Stored records
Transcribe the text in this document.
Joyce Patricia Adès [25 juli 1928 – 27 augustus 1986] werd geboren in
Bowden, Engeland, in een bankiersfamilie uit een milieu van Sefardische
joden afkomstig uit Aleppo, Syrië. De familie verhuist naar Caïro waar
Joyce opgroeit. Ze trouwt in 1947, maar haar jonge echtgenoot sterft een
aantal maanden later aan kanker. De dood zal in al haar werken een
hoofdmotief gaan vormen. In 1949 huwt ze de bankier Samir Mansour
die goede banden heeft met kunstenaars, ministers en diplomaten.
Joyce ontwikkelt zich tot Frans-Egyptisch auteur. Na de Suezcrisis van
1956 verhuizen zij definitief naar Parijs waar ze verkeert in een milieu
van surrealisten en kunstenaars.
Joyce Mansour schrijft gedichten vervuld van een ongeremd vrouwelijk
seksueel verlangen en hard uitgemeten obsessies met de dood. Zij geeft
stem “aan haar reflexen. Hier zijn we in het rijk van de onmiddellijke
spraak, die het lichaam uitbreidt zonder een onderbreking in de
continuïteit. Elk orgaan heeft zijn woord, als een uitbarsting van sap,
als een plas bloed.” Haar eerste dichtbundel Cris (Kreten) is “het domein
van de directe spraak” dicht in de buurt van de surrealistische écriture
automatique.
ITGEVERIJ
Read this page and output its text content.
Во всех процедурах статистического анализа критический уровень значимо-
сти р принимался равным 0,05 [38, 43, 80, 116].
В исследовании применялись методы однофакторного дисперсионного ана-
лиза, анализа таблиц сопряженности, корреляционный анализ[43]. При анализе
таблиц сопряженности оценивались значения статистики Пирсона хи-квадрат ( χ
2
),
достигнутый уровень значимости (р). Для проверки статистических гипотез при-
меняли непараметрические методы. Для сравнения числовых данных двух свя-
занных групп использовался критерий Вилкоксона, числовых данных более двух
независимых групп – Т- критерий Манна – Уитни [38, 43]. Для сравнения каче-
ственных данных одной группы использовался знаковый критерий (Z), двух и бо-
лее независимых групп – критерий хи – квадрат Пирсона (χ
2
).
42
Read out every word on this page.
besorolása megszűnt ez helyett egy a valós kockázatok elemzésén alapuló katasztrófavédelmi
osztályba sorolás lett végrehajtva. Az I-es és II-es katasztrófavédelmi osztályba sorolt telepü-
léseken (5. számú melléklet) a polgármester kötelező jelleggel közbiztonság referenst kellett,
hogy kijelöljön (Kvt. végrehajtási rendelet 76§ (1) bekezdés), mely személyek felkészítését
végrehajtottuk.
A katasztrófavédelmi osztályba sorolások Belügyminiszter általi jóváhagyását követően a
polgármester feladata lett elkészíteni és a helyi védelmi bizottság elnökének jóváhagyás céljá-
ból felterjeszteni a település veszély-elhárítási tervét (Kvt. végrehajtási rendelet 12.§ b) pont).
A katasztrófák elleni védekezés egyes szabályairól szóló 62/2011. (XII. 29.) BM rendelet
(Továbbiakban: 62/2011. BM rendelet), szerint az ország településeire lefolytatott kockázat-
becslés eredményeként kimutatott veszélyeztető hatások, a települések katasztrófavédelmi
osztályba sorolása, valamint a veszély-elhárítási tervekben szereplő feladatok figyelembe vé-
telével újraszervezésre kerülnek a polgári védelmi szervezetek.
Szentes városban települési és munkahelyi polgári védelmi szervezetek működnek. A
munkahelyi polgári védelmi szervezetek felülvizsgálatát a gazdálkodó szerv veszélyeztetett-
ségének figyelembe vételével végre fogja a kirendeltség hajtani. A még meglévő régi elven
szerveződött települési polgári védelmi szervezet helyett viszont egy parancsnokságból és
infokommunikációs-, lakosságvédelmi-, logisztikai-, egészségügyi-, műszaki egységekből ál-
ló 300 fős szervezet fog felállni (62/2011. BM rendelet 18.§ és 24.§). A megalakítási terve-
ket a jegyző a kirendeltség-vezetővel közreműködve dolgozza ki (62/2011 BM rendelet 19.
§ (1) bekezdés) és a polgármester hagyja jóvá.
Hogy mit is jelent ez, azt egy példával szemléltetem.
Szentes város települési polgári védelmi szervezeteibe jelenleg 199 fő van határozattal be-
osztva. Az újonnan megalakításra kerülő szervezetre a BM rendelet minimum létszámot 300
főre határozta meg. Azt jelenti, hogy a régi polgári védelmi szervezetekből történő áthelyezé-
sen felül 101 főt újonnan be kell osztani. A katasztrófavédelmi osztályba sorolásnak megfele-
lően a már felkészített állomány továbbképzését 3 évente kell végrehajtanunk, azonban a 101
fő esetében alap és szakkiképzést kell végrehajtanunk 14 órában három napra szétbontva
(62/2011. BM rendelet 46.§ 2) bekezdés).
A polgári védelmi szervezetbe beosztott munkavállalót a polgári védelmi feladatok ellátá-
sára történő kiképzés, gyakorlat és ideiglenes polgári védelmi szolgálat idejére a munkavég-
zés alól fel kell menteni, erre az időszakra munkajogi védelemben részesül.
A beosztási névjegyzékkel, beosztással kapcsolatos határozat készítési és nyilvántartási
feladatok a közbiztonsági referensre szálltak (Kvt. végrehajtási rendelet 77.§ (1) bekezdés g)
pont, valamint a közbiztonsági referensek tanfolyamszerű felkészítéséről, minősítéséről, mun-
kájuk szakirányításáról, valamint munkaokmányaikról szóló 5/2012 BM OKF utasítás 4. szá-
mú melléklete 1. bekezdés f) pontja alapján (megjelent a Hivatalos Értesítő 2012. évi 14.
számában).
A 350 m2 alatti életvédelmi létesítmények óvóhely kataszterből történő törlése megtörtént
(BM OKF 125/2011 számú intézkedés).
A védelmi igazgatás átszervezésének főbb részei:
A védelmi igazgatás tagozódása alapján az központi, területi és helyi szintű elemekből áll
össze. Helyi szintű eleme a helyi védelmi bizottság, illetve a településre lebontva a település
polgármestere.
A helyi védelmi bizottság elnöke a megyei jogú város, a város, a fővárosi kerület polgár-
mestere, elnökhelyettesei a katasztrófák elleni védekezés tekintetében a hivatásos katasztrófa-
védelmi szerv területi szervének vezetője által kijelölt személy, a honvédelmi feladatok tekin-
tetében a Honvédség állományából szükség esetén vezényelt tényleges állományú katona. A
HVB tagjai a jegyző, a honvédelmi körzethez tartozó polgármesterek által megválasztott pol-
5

◆ **Set problem**
Each line must be given again exactly as written above.

◆ **Answer to this exercise**
Transcribe the text in this document.
Joyce Patricia Adès [25 juli 1928 – 27 augustus 1986] werd geboren in
Bowden, Engeland, in een bankiersfamilie uit een milieu van Sefardische
joden afkomstig uit Aleppo, Syrië. De familie verhuist naar Caïro waar
Joyce opgroeit. Ze trouwt in 1947, maar haar jonge echtgenoot sterft een
aantal maanden later aan kanker. De dood zal in al haar werken een
hoofdmotief gaan vormen. In 1949 huwt ze de bankier Samir Mansour
die goede banden heeft met kunstenaars, ministers en diplomaten.
Joyce ontwikkelt zich tot Frans-Egyptisch auteur. Na de Suezcrisis van
1956 verhuizen zij definitief naar Parijs waar ze verkeert in een milieu
van surrealisten en kunstenaars.
Joyce Mansour schrijft gedichten vervuld van een ongeremd vrouwelijk
seksueel verlangen en hard uitgemeten obsessies met de dood. Zij geeft
stem “aan haar reflexen. Hier zijn we in het rijk van de onmiddellijke
spraak, die het lichaam uitbreidt zonder een onderbreking in de
continuïteit. Elk orgaan heeft zijn woord, als een uitbarsting van sap,
als een plas bloed.” Haar eerste dichtbundel Cris (Kreten) is “het domein
van de directe spraak” dicht in de buurt van de surrealistische écriture
automatique.
ITGEVERIJ
Read this page and output its text content.
Во всех процедурах статистического анализа критический уровень значимо-
сти р принимался равным 0,05 [38, 43, 80, 116].
В исследовании применялись методы однофакторного дисперсионного ана-
лиза, анализа таблиц сопряженности, корреляционный анализ[43]. При анализе
таблиц сопряженности оценивались значения статистики Пирсона хи-квадрат ( χ
2
),
достигнутый уровень значимости (р). Для проверки статистических гипотез при-
меняли непараметрические методы. Для сравнения числовых данных двух свя-
занных групп использовался критерий Вилкоксона, числовых данных более двух
независимых групп – Т- критерий Манна – Уитни [38, 43]. Для сравнения каче-
ственных данных одной группы использовался знаковый критерий (Z), двух и бо-
лее независимых групп – критерий хи – квадрат Пирсона (χ
2
).
42
Read out every word on this page.
besorolása megszűnt ez helyett egy a valós kockázatok elemzésén alapuló katasztrófavédelmi
osztályba sorolás lett végrehajtva. Az I-es és II-es katasztrófavédelmi osztályba sorolt telepü-
léseken (5. számú melléklet) a polgármester kötelező jelleggel közbiztonság referenst kellett,
hogy kijelöljön (Kvt. végrehajtási rendelet 76§ (1) bekezdés), mely személyek felkészítését
végrehajtottuk.
A katasztrófavédelmi osztályba sorolások Belügyminiszter általi jóváhagyását követően a
polgármester feladata lett elkészíteni és a helyi védelmi bizottság elnökének jóváhagyás céljá-
ból felterjeszteni a település veszély-elhárítási tervét (Kvt. végrehajtási rendelet 12.§ b) pont).
A katasztrófák elleni védekezés egyes szabályairól szóló 62/2011. (XII. 29.) BM rendelet
(Továbbiakban: 62/2011. BM rendelet), szerint az ország településeire lefolytatott kockázat-
becslés eredményeként kimutatott veszélyeztető hatások, a települések katasztrófavédelmi
osztályba sorolása, valamint a veszély-elhárítási tervekben szereplő feladatok figyelembe vé-
telével újraszervezésre kerülnek a polgári védelmi szervezetek.
Szentes városban települési és munkahelyi polgári védelmi szervezetek működnek. A
munkahelyi polgári védelmi szervezetek felülvizsgálatát a gazdálkodó szerv veszélyeztetett-
ségének figyelembe vételével végre fogja a kirendeltség hajtani. A még meglévő régi elven
szerveződött települési polgári védelmi szervezet helyett viszont egy parancsnokságból és
infokommunikációs-, lakosságvédelmi-, logisztikai-, egészségügyi-, műszaki egységekből ál-
ló 300 fős szervezet fog felállni (62/2011. BM rendelet 18.§ és 24.§). A megalakítási terve-
ket a jegyző a kirendeltség-vezetővel közreműködve dolgozza ki (62/2011 BM rendelet 19.
§ (1) bekezdés) és a polgármester hagyja jóvá.
Hogy mit is jelent ez, azt egy példával szemléltetem.
Szentes város települési polgári védelmi szervezeteibe jelenleg 199 fő van határozattal be-
osztva. Az újonnan megalakításra kerülő szervezetre a BM rendelet minimum létszámot 300
főre határozta meg. Azt jelenti, hogy a régi polgári védelmi szervezetekből történő áthelyezé-
sen felül 101 főt újonnan be kell osztani. A katasztrófavédelmi osztályba sorolásnak megfele-
lően a már felkészített állomány továbbképzését 3 évente kell végrehajtanunk, azonban a 101
fő esetében alap és szakkiképzést kell végrehajtanunk 14 órában három napra szétbontva
(62/2011. BM rendelet 46.§ 2) bekezdés).
A polgári védelmi szervezetbe beosztott munkavállalót a polgári védelmi feladatok ellátá-
sára történő kiképzés, gyakorlat és ideiglenes polgári védelmi szolgálat idejére a munkavég-
zés alól fel kell menteni, erre az időszakra munkajogi védelemben részesül.
A beosztási névjegyzékkel, beosztással kapcsolatos határozat készítési és nyilvántartási
feladatok a közbiztonsági referensre szálltak (Kvt. végrehajtási rendelet 77.§ (1) bekezdés g)
pont, valamint a közbiztonsági referensek tanfolyamszerű felkészítéséről, minősítéséről, mun-
kájuk szakirányításáról, valamint munkaokmányaikról szóló 5/2012 BM OKF utasítás 4. szá-
mú melléklete 1. bekezdés f) pontja alapján (megjelent a Hivatalos Értesítő 2012. évi 14.
számában).
A 350 m2 alatti életvédelmi létesítmények óvóhely kataszterből történő törlése megtörtént
(BM OKF 125/2011 számú intézkedés).
A védelmi igazgatás átszervezésének főbb részei:
A védelmi igazgatás tagozódása alapján az központi, területi és helyi szintű elemekből áll
össze. Helyi szintű eleme a helyi védelmi bizottság, illetve a településre lebontva a település
polgármestere.
A helyi védelmi bizottság elnöke a megyei jogú város, a város, a fővárosi kerület polgár-
mestere, elnökhelyettesei a katasztrófák elleni védekezés tekintetében a hivatásos katasztrófa-
védelmi szerv területi szervének vezetője által kijelölt személy, a honvédelmi feladatok tekin-
tetében a Honvédség állományából szükség esetén vezényelt tényleges állományú katona. A
HVB tagjai a jegyző, a honvédelmi körzethez tartozó polgármesterek által megválasztott pol-
5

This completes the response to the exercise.